(Records from a dataset)
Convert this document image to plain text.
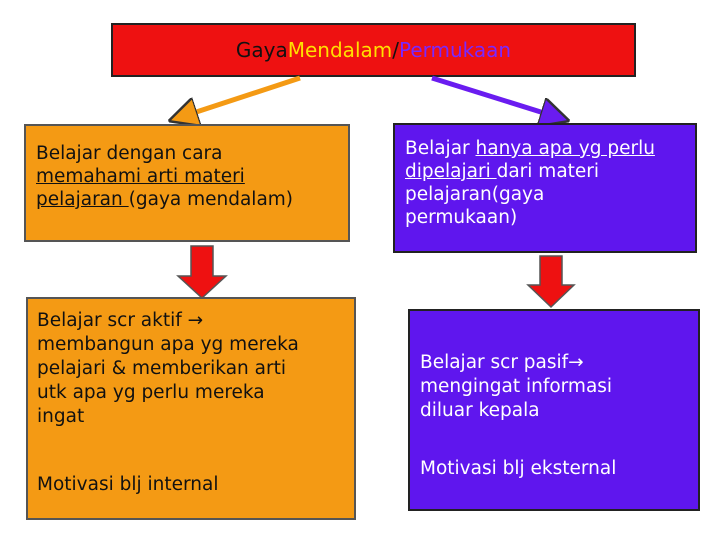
Gaya Mendalam / Permukaan
Belajar dengan cara
memahami arti materi
pelajaran (gaya mendalam)
Belajar hanya apa yg perlu
dipelajari dari materi
pelajaran(gaya
permukaan)
Belajar scr aktif →
membangun apa yg mereka
pelajari & memberikan arti
utk apa yg perlu mereka
ingat
Motivasi blj internal
Belajar scr pasif→
mengingat informasi
diluar kepala
Motivasi blj eksternal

■ TASK TO CARRY OUT:
Reproduce all the entries that precede this task, word for word, minus any pictures.

■ ANSWER TO THE EXERCISE:
Convert this document image to plain text.
Gaya Mendalam / Permukaan
Belajar dengan cara
memahami arti materi
pelajaran (gaya mendalam)
Belajar hanya apa yg perlu
dipelajari dari materi
pelajaran(gaya
permukaan)
Belajar scr aktif →
membangun apa yg mereka
pelajari & memberikan arti
utk apa yg perlu mereka
ingat
Motivasi blj internal
Belajar scr pasif→
mengingat informasi
diluar kepala
Motivasi blj eksternal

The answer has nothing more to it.